— EXERCISE PROMPT —
From the entries below, copy out every line with "MTsN" in it.

(Collection entries)
□ □ □ □
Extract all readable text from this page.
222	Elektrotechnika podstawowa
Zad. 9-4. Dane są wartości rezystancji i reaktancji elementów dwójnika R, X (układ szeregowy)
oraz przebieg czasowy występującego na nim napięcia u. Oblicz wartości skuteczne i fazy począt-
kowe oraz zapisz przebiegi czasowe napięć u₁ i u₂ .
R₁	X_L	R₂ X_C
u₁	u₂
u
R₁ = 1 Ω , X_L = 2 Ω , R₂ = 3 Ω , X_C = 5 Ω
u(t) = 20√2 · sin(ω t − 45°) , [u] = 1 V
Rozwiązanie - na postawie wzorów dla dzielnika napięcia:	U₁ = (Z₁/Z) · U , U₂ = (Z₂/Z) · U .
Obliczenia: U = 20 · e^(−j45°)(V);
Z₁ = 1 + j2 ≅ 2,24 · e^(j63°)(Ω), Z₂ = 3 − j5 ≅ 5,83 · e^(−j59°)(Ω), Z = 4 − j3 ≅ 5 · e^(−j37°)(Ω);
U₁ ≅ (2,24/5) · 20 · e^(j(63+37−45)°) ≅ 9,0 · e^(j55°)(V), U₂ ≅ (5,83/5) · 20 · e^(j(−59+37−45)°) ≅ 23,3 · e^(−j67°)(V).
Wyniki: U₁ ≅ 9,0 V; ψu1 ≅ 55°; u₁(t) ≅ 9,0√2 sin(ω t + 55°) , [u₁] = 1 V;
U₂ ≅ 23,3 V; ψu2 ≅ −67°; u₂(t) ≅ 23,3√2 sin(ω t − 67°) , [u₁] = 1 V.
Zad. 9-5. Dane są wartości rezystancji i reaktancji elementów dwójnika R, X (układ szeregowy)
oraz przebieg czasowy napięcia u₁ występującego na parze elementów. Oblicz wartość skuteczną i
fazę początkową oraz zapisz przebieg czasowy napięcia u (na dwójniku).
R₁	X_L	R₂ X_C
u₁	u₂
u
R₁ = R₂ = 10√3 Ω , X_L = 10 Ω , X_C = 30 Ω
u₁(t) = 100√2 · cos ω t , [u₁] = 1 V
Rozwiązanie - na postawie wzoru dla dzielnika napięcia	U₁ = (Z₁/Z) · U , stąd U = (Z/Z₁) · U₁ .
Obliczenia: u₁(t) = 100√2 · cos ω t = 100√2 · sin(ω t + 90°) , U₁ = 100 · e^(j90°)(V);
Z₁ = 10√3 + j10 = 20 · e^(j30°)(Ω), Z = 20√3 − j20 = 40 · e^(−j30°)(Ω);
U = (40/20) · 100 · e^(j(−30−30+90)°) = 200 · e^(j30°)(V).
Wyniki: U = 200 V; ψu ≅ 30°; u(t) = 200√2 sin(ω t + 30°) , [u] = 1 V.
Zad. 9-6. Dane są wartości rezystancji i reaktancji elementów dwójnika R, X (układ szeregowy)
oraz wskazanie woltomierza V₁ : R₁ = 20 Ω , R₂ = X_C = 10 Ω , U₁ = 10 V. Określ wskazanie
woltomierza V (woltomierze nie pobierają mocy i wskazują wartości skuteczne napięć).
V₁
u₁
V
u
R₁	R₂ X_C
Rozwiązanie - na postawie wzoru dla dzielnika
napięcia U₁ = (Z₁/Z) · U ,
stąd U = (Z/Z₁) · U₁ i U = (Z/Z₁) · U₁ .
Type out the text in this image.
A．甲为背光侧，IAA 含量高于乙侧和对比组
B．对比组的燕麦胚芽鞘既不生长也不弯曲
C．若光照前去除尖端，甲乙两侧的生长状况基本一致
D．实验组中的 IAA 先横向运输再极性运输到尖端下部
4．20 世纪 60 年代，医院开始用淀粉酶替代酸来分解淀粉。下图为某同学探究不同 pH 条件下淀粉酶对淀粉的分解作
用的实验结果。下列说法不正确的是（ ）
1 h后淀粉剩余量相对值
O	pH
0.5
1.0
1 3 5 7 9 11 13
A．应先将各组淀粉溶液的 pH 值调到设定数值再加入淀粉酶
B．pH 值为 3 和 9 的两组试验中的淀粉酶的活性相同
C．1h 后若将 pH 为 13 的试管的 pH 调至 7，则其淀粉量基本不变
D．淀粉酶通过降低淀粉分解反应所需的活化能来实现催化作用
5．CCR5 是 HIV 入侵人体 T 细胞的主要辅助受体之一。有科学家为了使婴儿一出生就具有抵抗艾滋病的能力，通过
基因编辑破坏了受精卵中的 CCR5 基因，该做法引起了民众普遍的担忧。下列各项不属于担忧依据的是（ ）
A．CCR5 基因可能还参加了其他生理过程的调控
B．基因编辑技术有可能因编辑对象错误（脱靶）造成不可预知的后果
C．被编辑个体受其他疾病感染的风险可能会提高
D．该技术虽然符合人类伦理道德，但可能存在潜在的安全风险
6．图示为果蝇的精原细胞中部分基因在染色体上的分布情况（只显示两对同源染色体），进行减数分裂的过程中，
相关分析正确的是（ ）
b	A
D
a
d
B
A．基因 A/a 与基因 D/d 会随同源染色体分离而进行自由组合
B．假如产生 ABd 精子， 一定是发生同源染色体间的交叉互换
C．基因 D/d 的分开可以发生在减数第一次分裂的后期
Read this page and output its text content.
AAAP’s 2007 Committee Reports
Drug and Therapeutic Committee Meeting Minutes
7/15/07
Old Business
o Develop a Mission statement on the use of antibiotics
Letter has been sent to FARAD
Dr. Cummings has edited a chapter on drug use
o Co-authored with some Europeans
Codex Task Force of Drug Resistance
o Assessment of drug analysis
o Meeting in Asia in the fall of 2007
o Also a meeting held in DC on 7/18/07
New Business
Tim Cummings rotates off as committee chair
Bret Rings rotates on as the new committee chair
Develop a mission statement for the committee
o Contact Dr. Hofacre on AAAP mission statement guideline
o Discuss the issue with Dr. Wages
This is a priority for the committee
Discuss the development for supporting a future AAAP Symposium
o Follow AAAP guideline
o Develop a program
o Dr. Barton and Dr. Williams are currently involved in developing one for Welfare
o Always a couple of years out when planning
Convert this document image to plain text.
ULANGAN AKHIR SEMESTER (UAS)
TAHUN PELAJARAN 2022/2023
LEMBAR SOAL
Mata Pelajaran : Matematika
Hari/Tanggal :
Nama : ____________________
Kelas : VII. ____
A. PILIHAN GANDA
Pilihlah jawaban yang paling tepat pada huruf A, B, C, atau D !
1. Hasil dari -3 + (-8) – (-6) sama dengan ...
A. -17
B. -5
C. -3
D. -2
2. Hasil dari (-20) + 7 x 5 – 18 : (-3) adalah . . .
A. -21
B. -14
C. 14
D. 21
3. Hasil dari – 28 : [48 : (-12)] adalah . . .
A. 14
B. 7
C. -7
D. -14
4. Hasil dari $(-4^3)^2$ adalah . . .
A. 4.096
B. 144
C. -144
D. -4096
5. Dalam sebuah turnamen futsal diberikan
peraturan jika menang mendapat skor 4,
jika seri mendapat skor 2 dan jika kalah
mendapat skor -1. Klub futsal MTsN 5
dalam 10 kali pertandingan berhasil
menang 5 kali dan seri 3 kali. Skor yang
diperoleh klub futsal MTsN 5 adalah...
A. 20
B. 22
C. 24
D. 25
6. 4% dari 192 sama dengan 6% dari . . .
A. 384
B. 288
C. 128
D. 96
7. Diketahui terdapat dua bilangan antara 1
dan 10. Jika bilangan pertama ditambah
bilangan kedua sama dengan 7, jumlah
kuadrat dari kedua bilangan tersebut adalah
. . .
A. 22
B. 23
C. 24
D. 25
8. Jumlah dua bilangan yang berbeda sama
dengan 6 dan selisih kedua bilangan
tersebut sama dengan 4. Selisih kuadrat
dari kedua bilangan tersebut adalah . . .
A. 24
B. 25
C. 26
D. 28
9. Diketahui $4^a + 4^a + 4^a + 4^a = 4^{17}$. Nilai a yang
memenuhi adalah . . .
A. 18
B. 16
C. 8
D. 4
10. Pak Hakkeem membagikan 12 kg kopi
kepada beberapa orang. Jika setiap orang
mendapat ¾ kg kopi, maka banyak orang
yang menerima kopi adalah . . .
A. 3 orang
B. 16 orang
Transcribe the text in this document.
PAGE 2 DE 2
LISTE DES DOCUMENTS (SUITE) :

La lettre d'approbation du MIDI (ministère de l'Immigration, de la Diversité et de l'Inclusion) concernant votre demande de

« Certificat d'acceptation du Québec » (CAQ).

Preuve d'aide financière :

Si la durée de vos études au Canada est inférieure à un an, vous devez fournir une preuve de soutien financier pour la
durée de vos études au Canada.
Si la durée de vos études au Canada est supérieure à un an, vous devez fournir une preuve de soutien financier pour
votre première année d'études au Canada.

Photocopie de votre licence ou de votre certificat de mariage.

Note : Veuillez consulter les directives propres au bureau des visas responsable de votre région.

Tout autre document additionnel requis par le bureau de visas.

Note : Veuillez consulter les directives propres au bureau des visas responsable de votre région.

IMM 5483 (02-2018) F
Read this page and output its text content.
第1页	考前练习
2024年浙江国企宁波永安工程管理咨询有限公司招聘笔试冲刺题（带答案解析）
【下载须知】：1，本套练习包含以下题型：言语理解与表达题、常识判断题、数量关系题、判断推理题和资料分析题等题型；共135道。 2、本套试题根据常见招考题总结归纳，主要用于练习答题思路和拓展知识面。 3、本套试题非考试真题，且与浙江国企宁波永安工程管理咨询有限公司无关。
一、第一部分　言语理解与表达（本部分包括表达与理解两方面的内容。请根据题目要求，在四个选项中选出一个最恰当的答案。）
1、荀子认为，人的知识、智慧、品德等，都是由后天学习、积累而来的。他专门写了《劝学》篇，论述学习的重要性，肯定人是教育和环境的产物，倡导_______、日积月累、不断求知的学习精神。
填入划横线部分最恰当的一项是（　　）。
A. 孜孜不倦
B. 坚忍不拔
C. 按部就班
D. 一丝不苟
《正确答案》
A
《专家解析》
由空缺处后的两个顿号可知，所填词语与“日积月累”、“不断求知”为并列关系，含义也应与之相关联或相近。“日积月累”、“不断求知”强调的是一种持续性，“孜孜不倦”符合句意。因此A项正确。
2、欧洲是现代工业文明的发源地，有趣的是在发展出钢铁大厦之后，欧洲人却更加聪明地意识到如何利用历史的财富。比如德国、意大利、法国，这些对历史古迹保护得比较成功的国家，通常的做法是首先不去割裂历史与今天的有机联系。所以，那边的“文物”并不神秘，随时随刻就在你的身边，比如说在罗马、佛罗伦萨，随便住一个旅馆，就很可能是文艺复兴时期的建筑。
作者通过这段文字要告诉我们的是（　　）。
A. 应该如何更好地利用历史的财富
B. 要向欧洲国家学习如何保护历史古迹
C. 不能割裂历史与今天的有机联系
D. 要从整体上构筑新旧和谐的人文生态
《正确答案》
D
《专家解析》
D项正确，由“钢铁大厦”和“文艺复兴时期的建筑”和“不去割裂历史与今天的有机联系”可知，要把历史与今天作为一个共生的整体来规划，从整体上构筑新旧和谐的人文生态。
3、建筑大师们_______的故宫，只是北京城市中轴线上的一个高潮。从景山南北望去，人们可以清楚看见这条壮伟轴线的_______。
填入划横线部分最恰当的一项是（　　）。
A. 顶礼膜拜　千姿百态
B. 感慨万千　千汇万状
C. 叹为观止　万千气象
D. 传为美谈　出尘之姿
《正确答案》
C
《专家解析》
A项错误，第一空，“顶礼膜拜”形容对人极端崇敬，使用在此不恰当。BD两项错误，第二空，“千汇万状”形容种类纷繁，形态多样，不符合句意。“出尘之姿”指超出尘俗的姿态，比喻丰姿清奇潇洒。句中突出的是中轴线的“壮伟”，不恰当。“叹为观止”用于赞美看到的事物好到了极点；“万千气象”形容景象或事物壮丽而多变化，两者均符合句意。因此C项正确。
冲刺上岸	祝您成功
□ □ □ □
— SOLVED EXERCISE —
mendapat skor -1. Klub futsal MTsN 5
diperoleh klub futsal MTsN 5 adalah...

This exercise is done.